>> begin DATA TO PROCESS
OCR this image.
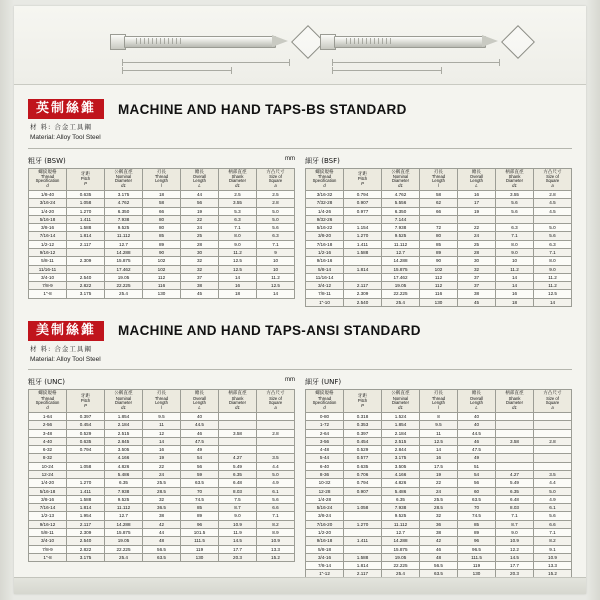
英制絲錐	MACHINE AND HAND TAPS-BS STANDARD
材 料: 合金工具鋼
Material: Alloy Tool Steel
粗牙 (BSW)	mm
螺紋規格
Thread
Specification
d	牙距
Pitch
P	公稱直徑
Nominal
Diameter
d1	刃長
Thread
Length
l	總長
Overall
Length
L	柄部直徑
Shank
Diameter
d1	方凸尺寸
Size of
Square
a

1/8-40	0.635	3.175	18	44	2.5	2.5
3/16-24	1.058	4.762	58	56	3.55	2.8
1/4-20	1.270	6.350	66	19	5.3	5.0
5/16-18	1.411	7.938	80	22	6.3	5.0
3/8-16	1.588	9.525	80	24	7.1	5.6
7/16-14	1.814	11.112	85	25	8.0	6.3
1/2-12	2.117	12.7	89	28	9.0	7.1
9/16-12		14.288	90	30	11.2	9
5/8-11	2.309	15.875	102	32	12.5	10
11/16-11		17.462	102	32	12.5	10
3/4-10	2.540	19.05	112	37	14	11.2
7/8-9	2.822	22.225	116	38	16	12.5
1"-8	3.175	25.4	130	45	18	14
細牙 (BSF)
螺紋規格
Thread
Specification
d	牙距
Pitch
P	公稱直徑
Nominal
Diameter
d1	刃長
Thread
Length
l	總長
Overall
Length
L	柄部直徑
Shank
Diameter
d1	方凸尺寸
Size of
Square
a

3/16-32	0.794	4.762	58	16	3.55	2.8
7/32-28	0.907	5.556	62	17	5.6	4.5
1/4-26	0.977	6.350	66	19	5.6	4.5
9/32-26		7.144				
5/16-22	1.154	7.938	72	22	6.3	5.0
3/8-20	1.270	9.525	80	24	7.1	5.6
7/16-18	1.411	11.112	85	25	8.0	6.3
1/2-16	1.588	12.7	89	28	9.0	7.1
9/16-16		14.288	90	30	10	8.0
5/8-14	1.814	15.875	102	32	11.2	9.0
11/16-14		17.462	112	37	14	11.2
3/4-12	2.117	19.05	112	37	14	11.2
7/8-11	2.309	22.225	116	38	16	12.5
1"-10	2.540	25.4	130	45	18	14
美制絲錐	MACHINE AND HAND TAPS-ANSI STANDARD
材 料: 合金工具鋼
Material: Alloy Tool Steel
粗牙 (UNC)	mm
螺紋規格
Thread
Specification
d	牙距
Pitch
P	公稱直徑
Nominal
Diameter
d1	刃長
Thread
Length
l	總長
Overall
Length
L	柄部直徑
Shank
Diameter
d1	方凸尺寸
Size of
Square
a

1-64	0.397	1.854	9.5	40		
2-56	0.454	2.184	11	44.5		
3-48	0.529	2.515	12	46	3.58	2.8
4-40	0.635	2.845	14	47.5		
6-32	0.794	3.505	16	49		
8-32		4.166	19	54	4.27	3.5
10-24	1.058	4.826	22	56	5.49	4.4
12-24		5.486	24	59	6.35	5.0
1/4-20	1.270	6.35	25.5	63.5	6.48	4.9
5/16-18	1.411	7.938	28.5	70	8.03	6.1
3/8-16	1.588	9.525	32	74.5	7.5	5.6
7/16-14	1.814	11.112	36.5	85	8.7	6.6
1/2-13	1.954	12.7	38	89	9.0	7.1
9/16-12	2.117	14.288	42	96	10.9	8.2
5/8-11	2.309	15.875	44	101.5	11.9	8.9
3/4-10	2.540	19.05	48	111.5	14.5	10.9
7/8-9	2.822	22.225	56.5	119	17.7	13.3
1"-8	3.175	25.4	63.5	130	20.3	15.2
細牙 (UNF)
螺紋規格
Thread
Specification
d	牙距
Pitch
P	公稱直徑
Nominal
Diameter
d1	刃長
Thread
Length
l	總長
Overall
Length
L	柄部直徑
Shank
Diameter
d1	方凸尺寸
Size of
Square
a

0-80	0.318	1.524	8	40		
1-72	0.353	1.854	9.5	40		
2-64	0.397	2.184	11	44.5		
3-56	0.454	2.515	12.5	46	3.58	2.8
4-48	0.529	2.844	14	47.5		
5-44	0.577	3.175	16	49		
6-40	0.635	3.505	17.5	51		
8-36	0.706	4.166	19	54	4.27	3.5
10-32	0.794	4.826	22	56	5.49	4.4
12-28	0.907	5.486	24	60	6.35	5.0
1/4-28		6.35	25.5	63.5	6.48	4.9
5/16-24	1.058	7.938	28.5	70	8.03	6.1
3/8-24		9.525	32	74.5	7.1	5.6
7/16-20	1.270	11.112	36	85	8.7	6.6
1/2-20		12.7	38	89	9.0	7.1
9/16-18	1.411	14.288	42	96	10.9	8.2
5/8-18		15.875	46	96.5	12.2	9.1
3/4-16	1.588	19.05	48	111.5	14.5	10.9
7/8-14	1.814	22.225	56.5	119	17.7	13.3
1"-12	2.117	25.4	63.5	130	20.3	15.2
>> end DATA TO PROCESS
Each record above must be returned exactly as written, with its pictures omitted.

(ANSWER IN FULL):
OCR this image.
英制絲錐	MACHINE AND HAND TAPS-BS STANDARD
材 料: 合金工具鋼
Material: Alloy Tool Steel
粗牙 (BSW)	mm
螺紋規格
Thread
Specification
d	牙距
Pitch
P	公稱直徑
Nominal
Diameter
d1	刃長
Thread
Length
l	總長
Overall
Length
L	柄部直徑
Shank
Diameter
d1	方凸尺寸
Size of
Square
a

1/8-40	0.635	3.175	18	44	2.5	2.5
3/16-24	1.058	4.762	58	56	3.55	2.8
1/4-20	1.270	6.350	66	19	5.3	5.0
5/16-18	1.411	7.938	80	22	6.3	5.0
3/8-16	1.588	9.525	80	24	7.1	5.6
7/16-14	1.814	11.112	85	25	8.0	6.3
1/2-12	2.117	12.7	89	28	9.0	7.1
9/16-12		14.288	90	30	11.2	9
5/8-11	2.309	15.875	102	32	12.5	10
11/16-11		17.462	102	32	12.5	10
3/4-10	2.540	19.05	112	37	14	11.2
7/8-9	2.822	22.225	116	38	16	12.5
1"-8	3.175	25.4	130	45	18	14
細牙 (BSF)
螺紋規格
Thread
Specification
d	牙距
Pitch
P	公稱直徑
Nominal
Diameter
d1	刃長
Thread
Length
l	總長
Overall
Length
L	柄部直徑
Shank
Diameter
d1	方凸尺寸
Size of
Square
a

3/16-32	0.794	4.762	58	16	3.55	2.8
7/32-28	0.907	5.556	62	17	5.6	4.5
1/4-26	0.977	6.350	66	19	5.6	4.5
9/32-26		7.144				
5/16-22	1.154	7.938	72	22	6.3	5.0
3/8-20	1.270	9.525	80	24	7.1	5.6
7/16-18	1.411	11.112	85	25	8.0	6.3
1/2-16	1.588	12.7	89	28	9.0	7.1
9/16-16		14.288	90	30	10	8.0
5/8-14	1.814	15.875	102	32	11.2	9.0
11/16-14		17.462	112	37	14	11.2
3/4-12	2.117	19.05	112	37	14	11.2
7/8-11	2.309	22.225	116	38	16	12.5
1"-10	2.540	25.4	130	45	18	14
美制絲錐	MACHINE AND HAND TAPS-ANSI STANDARD
材 料: 合金工具鋼
Material: Alloy Tool Steel
粗牙 (UNC)	mm
螺紋規格
Thread
Specification
d	牙距
Pitch
P	公稱直徑
Nominal
Diameter
d1	刃長
Thread
Length
l	總長
Overall
Length
L	柄部直徑
Shank
Diameter
d1	方凸尺寸
Size of
Square
a

1-64	0.397	1.854	9.5	40		
2-56	0.454	2.184	11	44.5		
3-48	0.529	2.515	12	46	3.58	2.8
4-40	0.635	2.845	14	47.5		
6-32	0.794	3.505	16	49		
8-32		4.166	19	54	4.27	3.5
10-24	1.058	4.826	22	56	5.49	4.4
12-24		5.486	24	59	6.35	5.0
1/4-20	1.270	6.35	25.5	63.5	6.48	4.9
5/16-18	1.411	7.938	28.5	70	8.03	6.1
3/8-16	1.588	9.525	32	74.5	7.5	5.6
7/16-14	1.814	11.112	36.5	85	8.7	6.6
1/2-13	1.954	12.7	38	89	9.0	7.1
9/16-12	2.117	14.288	42	96	10.9	8.2
5/8-11	2.309	15.875	44	101.5	11.9	8.9
3/4-10	2.540	19.05	48	111.5	14.5	10.9
7/8-9	2.822	22.225	56.5	119	17.7	13.3
1"-8	3.175	25.4	63.5	130	20.3	15.2
細牙 (UNF)
螺紋規格
Thread
Specification
d	牙距
Pitch
P	公稱直徑
Nominal
Diameter
d1	刃長
Thread
Length
l	總長
Overall
Length
L	柄部直徑
Shank
Diameter
d1	方凸尺寸
Size of
Square
a

0-80	0.318	1.524	8	40		
1-72	0.353	1.854	9.5	40		
2-64	0.397	2.184	11	44.5		
3-56	0.454	2.515	12.5	46	3.58	2.8
4-48	0.529	2.844	14	47.5		
5-44	0.577	3.175	16	49		
6-40	0.635	3.505	17.5	51		
8-36	0.706	4.166	19	54	4.27	3.5
10-32	0.794	4.826	22	56	5.49	4.4
12-28	0.907	5.486	24	60	6.35	5.0
1/4-28		6.35	25.5	63.5	6.48	4.9
5/16-24	1.058	7.938	28.5	70	8.03	6.1
3/8-24		9.525	32	74.5	7.1	5.6
7/16-20	1.270	11.112	36	85	8.7	6.6
1/2-20		12.7	38	89	9.0	7.1
9/16-18	1.411	14.288	42	96	10.9	8.2
5/8-18		15.875	46	96.5	12.2	9.1
3/4-16	1.588	19.05	48	111.5	14.5	10.9
7/8-14	1.814	22.225	56.5	119	17.7	13.3
1"-12	2.117	25.4	63.5	130	20.3	15.2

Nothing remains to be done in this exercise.